Task instructions: Read the lines that follow and pick out every one containing the word "Arbetssökande".
[Start Extracted records]
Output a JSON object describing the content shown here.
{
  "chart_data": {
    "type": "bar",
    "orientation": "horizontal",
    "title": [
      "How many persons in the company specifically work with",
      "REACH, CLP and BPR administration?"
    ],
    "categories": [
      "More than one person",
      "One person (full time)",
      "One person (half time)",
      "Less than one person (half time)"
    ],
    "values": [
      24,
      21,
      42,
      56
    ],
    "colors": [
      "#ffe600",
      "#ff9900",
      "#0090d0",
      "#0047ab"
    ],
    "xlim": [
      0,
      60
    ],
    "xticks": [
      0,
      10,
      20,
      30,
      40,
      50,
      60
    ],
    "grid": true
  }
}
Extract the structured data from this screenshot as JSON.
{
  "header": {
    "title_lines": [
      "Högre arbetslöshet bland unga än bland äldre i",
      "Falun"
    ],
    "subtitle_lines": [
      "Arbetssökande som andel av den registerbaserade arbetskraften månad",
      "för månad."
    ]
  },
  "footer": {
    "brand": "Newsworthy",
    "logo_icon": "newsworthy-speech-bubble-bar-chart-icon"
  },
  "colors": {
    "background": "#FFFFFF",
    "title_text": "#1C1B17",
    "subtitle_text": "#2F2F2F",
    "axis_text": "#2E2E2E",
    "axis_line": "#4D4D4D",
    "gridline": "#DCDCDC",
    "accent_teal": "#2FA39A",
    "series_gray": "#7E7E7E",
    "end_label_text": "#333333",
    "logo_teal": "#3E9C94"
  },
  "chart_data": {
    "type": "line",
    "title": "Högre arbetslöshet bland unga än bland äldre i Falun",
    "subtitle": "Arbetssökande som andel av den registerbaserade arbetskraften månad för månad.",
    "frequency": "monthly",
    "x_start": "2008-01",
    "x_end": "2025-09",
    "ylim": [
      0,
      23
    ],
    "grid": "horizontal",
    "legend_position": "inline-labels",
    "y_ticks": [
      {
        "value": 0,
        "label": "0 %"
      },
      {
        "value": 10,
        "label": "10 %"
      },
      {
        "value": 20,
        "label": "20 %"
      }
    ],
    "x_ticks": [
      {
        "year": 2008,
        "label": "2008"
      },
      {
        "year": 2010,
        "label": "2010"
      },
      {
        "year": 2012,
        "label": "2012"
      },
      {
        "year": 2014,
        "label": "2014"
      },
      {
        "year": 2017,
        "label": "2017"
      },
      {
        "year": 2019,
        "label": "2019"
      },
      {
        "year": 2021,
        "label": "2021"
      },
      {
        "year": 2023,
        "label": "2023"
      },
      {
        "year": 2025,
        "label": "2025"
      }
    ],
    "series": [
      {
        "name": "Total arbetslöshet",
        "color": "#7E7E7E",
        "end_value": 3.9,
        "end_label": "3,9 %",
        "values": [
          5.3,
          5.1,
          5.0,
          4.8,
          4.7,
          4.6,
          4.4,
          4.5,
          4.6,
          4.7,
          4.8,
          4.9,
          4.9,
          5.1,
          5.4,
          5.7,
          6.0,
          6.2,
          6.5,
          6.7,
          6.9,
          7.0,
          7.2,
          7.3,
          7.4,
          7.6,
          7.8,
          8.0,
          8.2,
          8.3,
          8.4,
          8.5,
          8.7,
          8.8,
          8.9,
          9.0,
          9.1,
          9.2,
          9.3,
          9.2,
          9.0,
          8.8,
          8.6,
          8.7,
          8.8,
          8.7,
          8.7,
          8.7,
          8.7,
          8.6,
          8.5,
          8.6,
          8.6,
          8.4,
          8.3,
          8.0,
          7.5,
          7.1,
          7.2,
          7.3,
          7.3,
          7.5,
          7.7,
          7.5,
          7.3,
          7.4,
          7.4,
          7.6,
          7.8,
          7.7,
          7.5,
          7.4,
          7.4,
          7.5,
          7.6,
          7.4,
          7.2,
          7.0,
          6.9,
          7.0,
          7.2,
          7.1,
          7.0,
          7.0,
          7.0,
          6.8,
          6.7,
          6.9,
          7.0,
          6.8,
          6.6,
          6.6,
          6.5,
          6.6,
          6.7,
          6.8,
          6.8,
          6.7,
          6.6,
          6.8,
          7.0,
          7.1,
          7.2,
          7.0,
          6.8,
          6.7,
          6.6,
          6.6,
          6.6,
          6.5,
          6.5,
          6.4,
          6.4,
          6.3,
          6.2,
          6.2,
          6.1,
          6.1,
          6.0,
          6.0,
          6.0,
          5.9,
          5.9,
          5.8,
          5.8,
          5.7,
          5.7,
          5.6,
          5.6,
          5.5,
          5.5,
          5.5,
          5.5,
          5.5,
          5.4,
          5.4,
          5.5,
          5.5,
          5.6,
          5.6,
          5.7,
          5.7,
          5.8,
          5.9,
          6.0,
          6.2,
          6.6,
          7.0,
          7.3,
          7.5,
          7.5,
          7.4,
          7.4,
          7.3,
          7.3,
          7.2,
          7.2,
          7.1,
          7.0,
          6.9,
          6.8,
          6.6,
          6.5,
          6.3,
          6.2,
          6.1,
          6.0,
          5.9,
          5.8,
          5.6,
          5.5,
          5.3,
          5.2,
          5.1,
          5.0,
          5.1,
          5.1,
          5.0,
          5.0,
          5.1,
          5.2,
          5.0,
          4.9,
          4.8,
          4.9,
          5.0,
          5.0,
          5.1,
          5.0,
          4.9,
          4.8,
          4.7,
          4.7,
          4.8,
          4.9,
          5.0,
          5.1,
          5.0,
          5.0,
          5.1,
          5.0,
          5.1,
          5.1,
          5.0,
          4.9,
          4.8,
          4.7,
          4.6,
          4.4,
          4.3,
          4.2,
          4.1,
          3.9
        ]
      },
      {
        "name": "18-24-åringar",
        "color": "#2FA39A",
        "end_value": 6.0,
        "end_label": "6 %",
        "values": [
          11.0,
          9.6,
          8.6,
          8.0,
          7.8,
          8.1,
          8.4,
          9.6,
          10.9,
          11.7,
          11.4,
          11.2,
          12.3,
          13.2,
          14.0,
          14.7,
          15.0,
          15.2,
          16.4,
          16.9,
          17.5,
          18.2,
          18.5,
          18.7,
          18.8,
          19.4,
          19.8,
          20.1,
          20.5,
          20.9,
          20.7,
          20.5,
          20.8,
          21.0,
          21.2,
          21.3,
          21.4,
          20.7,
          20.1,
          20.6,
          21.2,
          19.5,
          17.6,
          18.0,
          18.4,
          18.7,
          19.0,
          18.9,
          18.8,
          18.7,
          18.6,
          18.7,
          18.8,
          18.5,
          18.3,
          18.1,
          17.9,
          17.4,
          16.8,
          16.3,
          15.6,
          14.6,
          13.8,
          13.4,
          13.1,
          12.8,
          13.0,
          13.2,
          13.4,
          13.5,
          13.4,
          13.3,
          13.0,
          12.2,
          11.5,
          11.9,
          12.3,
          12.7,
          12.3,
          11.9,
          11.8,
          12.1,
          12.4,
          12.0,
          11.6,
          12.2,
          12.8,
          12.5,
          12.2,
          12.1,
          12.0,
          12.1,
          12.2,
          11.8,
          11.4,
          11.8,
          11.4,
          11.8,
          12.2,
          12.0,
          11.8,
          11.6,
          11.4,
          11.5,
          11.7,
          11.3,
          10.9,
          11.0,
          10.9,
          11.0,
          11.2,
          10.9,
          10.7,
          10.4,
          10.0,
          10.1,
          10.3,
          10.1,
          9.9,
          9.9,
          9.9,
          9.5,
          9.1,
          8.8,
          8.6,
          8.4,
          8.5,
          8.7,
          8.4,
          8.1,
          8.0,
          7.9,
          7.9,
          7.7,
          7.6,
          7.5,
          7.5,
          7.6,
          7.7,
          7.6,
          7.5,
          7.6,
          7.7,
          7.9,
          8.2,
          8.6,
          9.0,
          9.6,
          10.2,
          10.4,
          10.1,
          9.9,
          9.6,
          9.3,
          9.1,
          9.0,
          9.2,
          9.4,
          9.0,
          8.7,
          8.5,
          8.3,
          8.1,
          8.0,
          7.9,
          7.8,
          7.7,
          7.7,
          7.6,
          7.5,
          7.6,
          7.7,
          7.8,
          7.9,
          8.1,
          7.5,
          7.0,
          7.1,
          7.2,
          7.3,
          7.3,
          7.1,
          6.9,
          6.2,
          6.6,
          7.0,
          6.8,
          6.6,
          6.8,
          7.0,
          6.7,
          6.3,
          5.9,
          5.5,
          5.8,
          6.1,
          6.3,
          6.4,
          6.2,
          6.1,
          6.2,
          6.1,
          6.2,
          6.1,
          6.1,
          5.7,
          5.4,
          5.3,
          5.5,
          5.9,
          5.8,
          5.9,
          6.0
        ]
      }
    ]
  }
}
[End Extracted records]
Response to the task:
      "Arbetssökande som andel av den registerbaserade arbetskraften månad",
    "subtitle": "Arbetssökande som andel av den registerbaserade arbetskraften månad för månad.",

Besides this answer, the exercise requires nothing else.